Prompt:
Repeat, line for line, the entries printed below.

Information shown:
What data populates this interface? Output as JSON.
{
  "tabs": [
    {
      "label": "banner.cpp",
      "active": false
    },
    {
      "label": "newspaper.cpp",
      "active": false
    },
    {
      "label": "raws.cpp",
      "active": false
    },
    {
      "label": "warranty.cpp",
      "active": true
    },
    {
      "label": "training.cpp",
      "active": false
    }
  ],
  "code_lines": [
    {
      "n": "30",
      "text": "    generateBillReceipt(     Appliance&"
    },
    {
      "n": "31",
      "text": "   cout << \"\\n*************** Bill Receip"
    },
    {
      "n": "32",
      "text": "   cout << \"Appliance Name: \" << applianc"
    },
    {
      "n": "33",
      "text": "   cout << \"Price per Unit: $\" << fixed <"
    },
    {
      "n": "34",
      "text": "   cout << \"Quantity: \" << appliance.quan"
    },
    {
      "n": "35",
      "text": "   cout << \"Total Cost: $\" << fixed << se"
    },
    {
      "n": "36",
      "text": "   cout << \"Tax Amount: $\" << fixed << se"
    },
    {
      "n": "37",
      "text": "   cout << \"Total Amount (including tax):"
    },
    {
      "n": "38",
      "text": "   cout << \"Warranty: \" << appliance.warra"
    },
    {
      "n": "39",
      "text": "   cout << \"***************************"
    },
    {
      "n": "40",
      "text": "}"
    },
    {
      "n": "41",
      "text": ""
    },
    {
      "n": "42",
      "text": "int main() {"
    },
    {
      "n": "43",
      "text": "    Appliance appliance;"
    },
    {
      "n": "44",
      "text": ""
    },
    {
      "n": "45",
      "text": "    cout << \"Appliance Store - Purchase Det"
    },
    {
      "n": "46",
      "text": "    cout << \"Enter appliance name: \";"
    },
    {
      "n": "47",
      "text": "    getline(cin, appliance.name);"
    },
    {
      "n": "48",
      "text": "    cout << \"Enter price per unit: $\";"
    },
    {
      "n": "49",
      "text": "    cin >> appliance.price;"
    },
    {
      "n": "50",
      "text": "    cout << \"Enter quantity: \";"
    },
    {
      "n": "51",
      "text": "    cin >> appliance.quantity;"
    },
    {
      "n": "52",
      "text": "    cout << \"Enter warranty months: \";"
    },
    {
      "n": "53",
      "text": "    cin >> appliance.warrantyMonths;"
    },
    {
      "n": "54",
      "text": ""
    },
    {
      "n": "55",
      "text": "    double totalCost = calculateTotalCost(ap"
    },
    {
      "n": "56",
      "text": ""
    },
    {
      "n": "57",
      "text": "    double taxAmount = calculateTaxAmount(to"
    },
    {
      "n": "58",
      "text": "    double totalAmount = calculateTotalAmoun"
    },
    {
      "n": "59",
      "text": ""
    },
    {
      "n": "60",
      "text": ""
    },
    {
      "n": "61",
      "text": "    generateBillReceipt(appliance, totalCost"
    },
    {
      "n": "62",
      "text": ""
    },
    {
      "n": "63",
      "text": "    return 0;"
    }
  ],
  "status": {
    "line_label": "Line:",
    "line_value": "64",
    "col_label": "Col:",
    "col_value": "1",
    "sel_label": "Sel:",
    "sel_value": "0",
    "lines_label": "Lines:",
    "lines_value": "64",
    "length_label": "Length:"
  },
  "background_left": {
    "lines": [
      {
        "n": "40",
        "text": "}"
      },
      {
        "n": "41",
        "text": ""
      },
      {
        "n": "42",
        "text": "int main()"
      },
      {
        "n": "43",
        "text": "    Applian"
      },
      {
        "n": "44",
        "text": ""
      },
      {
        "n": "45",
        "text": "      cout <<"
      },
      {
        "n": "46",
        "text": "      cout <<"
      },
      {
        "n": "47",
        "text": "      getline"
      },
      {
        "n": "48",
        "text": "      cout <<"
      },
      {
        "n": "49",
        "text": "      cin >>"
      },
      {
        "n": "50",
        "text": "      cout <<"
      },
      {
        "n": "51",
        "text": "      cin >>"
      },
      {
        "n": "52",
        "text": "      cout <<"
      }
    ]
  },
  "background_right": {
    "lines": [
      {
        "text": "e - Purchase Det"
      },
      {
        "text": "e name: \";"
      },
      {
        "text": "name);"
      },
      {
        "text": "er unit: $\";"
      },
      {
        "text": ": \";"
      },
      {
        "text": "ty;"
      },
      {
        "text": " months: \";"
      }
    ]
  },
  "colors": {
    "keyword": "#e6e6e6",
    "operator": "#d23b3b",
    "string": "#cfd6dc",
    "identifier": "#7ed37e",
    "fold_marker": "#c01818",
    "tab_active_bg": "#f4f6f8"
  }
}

Answer to the problem:
What data populates this interface? Output as JSON.
{
  "tabs": [
    {
      "label": "banner.cpp",
      "active": false
    },
    {
      "label": "newspaper.cpp",
      "active": false
    },
    {
      "label": "raws.cpp",
      "active": false
    },
    {
      "label": "warranty.cpp",
      "active": true
    },
    {
      "label": "training.cpp",
      "active": false
    }
  ],
  "code_lines": [
    {
      "n": "30",
      "text": "    generateBillReceipt(     Appliance&"
    },
    {
      "n": "31",
      "text": "   cout << \"\\n*************** Bill Receip"
    },
    {
      "n": "32",
      "text": "   cout << \"Appliance Name: \" << applianc"
    },
    {
      "n": "33",
      "text": "   cout << \"Price per Unit: $\" << fixed <"
    },
    {
      "n": "34",
      "text": "   cout << \"Quantity: \" << appliance.quan"
    },
    {
      "n": "35",
      "text": "   cout << \"Total Cost: $\" << fixed << se"
    },
    {
      "n": "36",
      "text": "   cout << \"Tax Amount: $\" << fixed << se"
    },
    {
      "n": "37",
      "text": "   cout << \"Total Amount (including tax):"
    },
    {
      "n": "38",
      "text": "   cout << \"Warranty: \" << appliance.warra"
    },
    {
      "n": "39",
      "text": "   cout << \"***************************"
    },
    {
      "n": "40",
      "text": "}"
    },
    {
      "n": "41",
      "text": ""
    },
    {
      "n": "42",
      "text": "int main() {"
    },
    {
      "n": "43",
      "text": "    Appliance appliance;"
    },
    {
      "n": "44",
      "text": ""
    },
    {
      "n": "45",
      "text": "    cout << \"Appliance Store - Purchase Det"
    },
    {
      "n": "46",
      "text": "    cout << \"Enter appliance name: \";"
    },
    {
      "n": "47",
      "text": "    getline(cin, appliance.name);"
    },
    {
      "n": "48",
      "text": "    cout << \"Enter price per unit: $\";"
    },
    {
      "n": "49",
      "text": "    cin >> appliance.price;"
    },
    {
      "n": "50",
      "text": "    cout << \"Enter quantity: \";"
    },
    {
      "n": "51",
      "text": "    cin >> appliance.quantity;"
    },
    {
      "n": "52",
      "text": "    cout << \"Enter warranty months: \";"
    },
    {
      "n": "53",
      "text": "    cin >> appliance.warrantyMonths;"
    },
    {
      "n": "54",
      "text": ""
    },
    {
      "n": "55",
      "text": "    double totalCost = calculateTotalCost(ap"
    },
    {
      "n": "56",
      "text": ""
    },
    {
      "n": "57",
      "text": "    double taxAmount = calculateTaxAmount(to"
    },
    {
      "n": "58",
      "text": "    double totalAmount = calculateTotalAmoun"
    },
    {
      "n": "59",
      "text": ""
    },
    {
      "n": "60",
      "text": ""
    },
    {
      "n": "61",
      "text": "    generateBillReceipt(appliance, totalCost"
    },
    {
      "n": "62",
      "text": ""
    },
    {
      "n": "63",
      "text": "    return 0;"
    }
  ],
  "status": {
    "line_label": "Line:",
    "line_value": "64",
    "col_label": "Col:",
    "col_value": "1",
    "sel_label": "Sel:",
    "sel_value": "0",
    "lines_label": "Lines:",
    "lines_value": "64",
    "length_label": "Length:"
  },
  "background_left": {
    "lines": [
      {
        "n": "40",
        "text": "}"
      },
      {
        "n": "41",
        "text": ""
      },
      {
        "n": "42",
        "text": "int main()"
      },
      {
        "n": "43",
        "text": "    Applian"
      },
      {
        "n": "44",
        "text": ""
      },
      {
        "n": "45",
        "text": "      cout <<"
      },
      {
        "n": "46",
        "text": "      cout <<"
      },
      {
        "n": "47",
        "text": "      getline"
      },
      {
        "n": "48",
        "text": "      cout <<"
      },
      {
        "n": "49",
        "text": "      cin >>"
      },
      {
        "n": "50",
        "text": "      cout <<"
      },
      {
        "n": "51",
        "text": "      cin >>"
      },
      {
        "n": "52",
        "text": "      cout <<"
      }
    ]
  },
  "background_right": {
    "lines": [
      {
        "text": "e - Purchase Det"
      },
      {
        "text": "e name: \";"
      },
      {
        "text": "name);"
      },
      {
        "text": "er unit: $\";"
      },
      {
        "text": ": \";"
      },
      {
        "text": "ty;"
      },
      {
        "text": " months: \";"
      }
    ]
  },
  "colors": {
    "keyword": "#e6e6e6",
    "operator": "#d23b3b",
    "string": "#cfd6dc",
    "identifier": "#7ed37e",
    "fold_marker": "#c01818",
    "tab_active_bg": "#f4f6f8"
  }
}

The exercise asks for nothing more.